— START OF Given information —

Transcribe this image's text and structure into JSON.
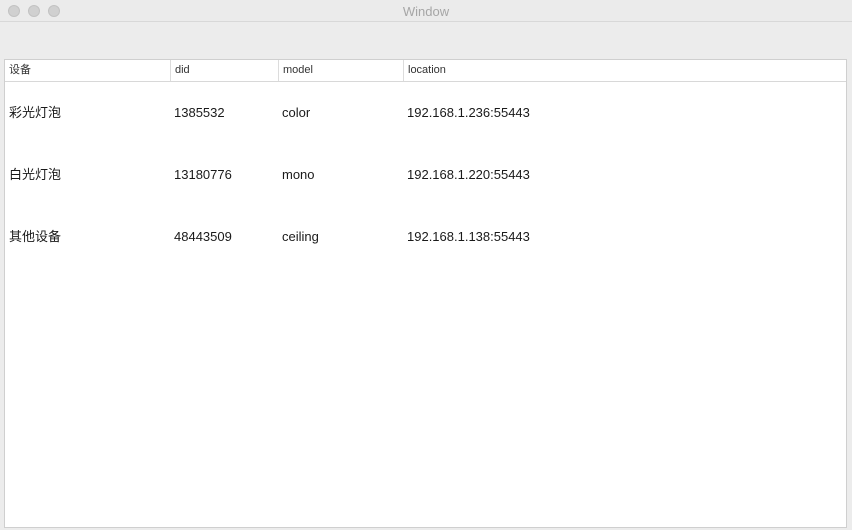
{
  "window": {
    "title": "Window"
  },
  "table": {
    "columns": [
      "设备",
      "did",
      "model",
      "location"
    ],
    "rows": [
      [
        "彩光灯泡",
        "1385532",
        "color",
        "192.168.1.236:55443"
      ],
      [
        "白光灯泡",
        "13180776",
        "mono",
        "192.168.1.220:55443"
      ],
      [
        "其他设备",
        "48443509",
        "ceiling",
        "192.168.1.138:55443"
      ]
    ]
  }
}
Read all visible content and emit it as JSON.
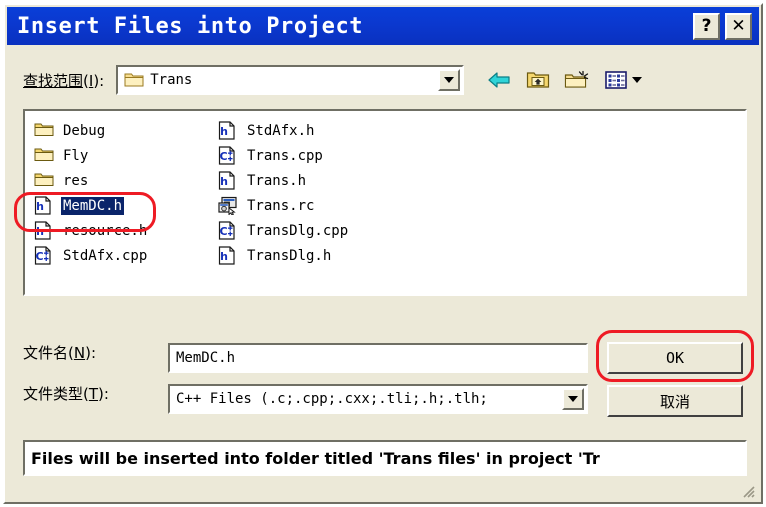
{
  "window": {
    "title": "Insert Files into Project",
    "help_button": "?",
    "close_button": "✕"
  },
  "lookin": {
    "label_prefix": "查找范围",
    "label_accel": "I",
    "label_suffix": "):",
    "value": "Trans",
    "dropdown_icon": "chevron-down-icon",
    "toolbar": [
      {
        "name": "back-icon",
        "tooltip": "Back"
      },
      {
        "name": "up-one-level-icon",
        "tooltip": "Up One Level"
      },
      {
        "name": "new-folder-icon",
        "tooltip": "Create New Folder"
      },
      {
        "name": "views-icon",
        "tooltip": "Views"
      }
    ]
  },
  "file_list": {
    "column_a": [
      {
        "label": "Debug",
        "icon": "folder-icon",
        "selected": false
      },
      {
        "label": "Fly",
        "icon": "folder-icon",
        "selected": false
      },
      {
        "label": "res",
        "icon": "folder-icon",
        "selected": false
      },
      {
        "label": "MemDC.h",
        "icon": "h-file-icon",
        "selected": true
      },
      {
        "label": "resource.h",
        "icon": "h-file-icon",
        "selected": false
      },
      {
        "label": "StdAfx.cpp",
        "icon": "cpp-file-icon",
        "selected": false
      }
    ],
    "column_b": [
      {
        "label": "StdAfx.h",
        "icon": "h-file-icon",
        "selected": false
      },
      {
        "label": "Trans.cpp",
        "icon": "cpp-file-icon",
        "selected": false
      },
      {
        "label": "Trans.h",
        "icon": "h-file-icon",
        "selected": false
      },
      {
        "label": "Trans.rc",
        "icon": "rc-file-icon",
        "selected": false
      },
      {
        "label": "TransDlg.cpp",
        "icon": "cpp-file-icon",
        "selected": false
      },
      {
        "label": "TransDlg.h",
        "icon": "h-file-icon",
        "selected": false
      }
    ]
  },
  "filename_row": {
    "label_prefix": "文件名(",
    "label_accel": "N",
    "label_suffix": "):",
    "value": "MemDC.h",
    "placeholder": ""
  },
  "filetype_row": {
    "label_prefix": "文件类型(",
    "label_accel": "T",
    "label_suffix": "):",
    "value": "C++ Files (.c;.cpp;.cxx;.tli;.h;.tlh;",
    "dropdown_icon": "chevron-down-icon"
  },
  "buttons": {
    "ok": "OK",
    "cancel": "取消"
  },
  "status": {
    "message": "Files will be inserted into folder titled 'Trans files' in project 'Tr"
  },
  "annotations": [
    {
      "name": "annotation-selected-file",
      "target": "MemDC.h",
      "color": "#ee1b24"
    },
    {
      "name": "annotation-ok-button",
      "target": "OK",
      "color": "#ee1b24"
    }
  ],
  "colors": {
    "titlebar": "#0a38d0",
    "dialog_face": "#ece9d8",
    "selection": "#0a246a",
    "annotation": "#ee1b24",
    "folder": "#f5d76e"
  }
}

— END OF Given information —

Given instruction - Repeat the listing in full and exactly. Do not include any images.

Result of this exercise -
Transcribe this image's text and structure into JSON.
{
  "window": {
    "title": "Window"
  },
  "table": {
    "columns": [
      "设备",
      "did",
      "model",
      "location"
    ],
    "rows": [
      [
        "彩光灯泡",
        "1385532",
        "color",
        "192.168.1.236:55443"
      ],
      [
        "白光灯泡",
        "13180776",
        "mono",
        "192.168.1.220:55443"
      ],
      [
        "其他设备",
        "48443509",
        "ceiling",
        "192.168.1.138:55443"
      ]
    ]
  }
}
Read all visible content and emit it as JSON.
{
  "window": {
    "title": "Insert Files into Project",
    "help_button": "?",
    "close_button": "✕"
  },
  "lookin": {
    "label_prefix": "查找范围",
    "label_accel": "I",
    "label_suffix": "):",
    "value": "Trans",
    "dropdown_icon": "chevron-down-icon",
    "toolbar": [
      {
        "name": "back-icon",
        "tooltip": "Back"
      },
      {
        "name": "up-one-level-icon",
        "tooltip": "Up One Level"
      },
      {
        "name": "new-folder-icon",
        "tooltip": "Create New Folder"
      },
      {
        "name": "views-icon",
        "tooltip": "Views"
      }
    ]
  },
  "file_list": {
    "column_a": [
      {
        "label": "Debug",
        "icon": "folder-icon",
        "selected": false
      },
      {
        "label": "Fly",
        "icon": "folder-icon",
        "selected": false
      },
      {
        "label": "res",
        "icon": "folder-icon",
        "selected": false
      },
      {
        "label": "MemDC.h",
        "icon": "h-file-icon",
        "selected": true
      },
      {
        "label": "resource.h",
        "icon": "h-file-icon",
        "selected": false
      },
      {
        "label": "StdAfx.cpp",
        "icon": "cpp-file-icon",
        "selected": false
      }
    ],
    "column_b": [
      {
        "label": "StdAfx.h",
        "icon": "h-file-icon",
        "selected": false
      },
      {
        "label": "Trans.cpp",
        "icon": "cpp-file-icon",
        "selected": false
      },
      {
        "label": "Trans.h",
        "icon": "h-file-icon",
        "selected": false
      },
      {
        "label": "Trans.rc",
        "icon": "rc-file-icon",
        "selected": false
      },
      {
        "label": "TransDlg.cpp",
        "icon": "cpp-file-icon",
        "selected": false
      },
      {
        "label": "TransDlg.h",
        "icon": "h-file-icon",
        "selected": false
      }
    ]
  },
  "filename_row": {
    "label_prefix": "文件名(",
    "label_accel": "N",
    "label_suffix": "):",
    "value": "MemDC.h",
    "placeholder": ""
  },
  "filetype_row": {
    "label_prefix": "文件类型(",
    "label_accel": "T",
    "label_suffix": "):",
    "value": "C++ Files (.c;.cpp;.cxx;.tli;.h;.tlh;",
    "dropdown_icon": "chevron-down-icon"
  },
  "buttons": {
    "ok": "OK",
    "cancel": "取消"
  },
  "status": {
    "message": "Files will be inserted into folder titled 'Trans files' in project 'Tr"
  },
  "annotations": [
    {
      "name": "annotation-selected-file",
      "target": "MemDC.h",
      "color": "#ee1b24"
    },
    {
      "name": "annotation-ok-button",
      "target": "OK",
      "color": "#ee1b24"
    }
  ],
  "colors": {
    "titlebar": "#0a38d0",
    "dialog_face": "#ece9d8",
    "selection": "#0a246a",
    "annotation": "#ee1b24",
    "folder": "#f5d76e"
  }
}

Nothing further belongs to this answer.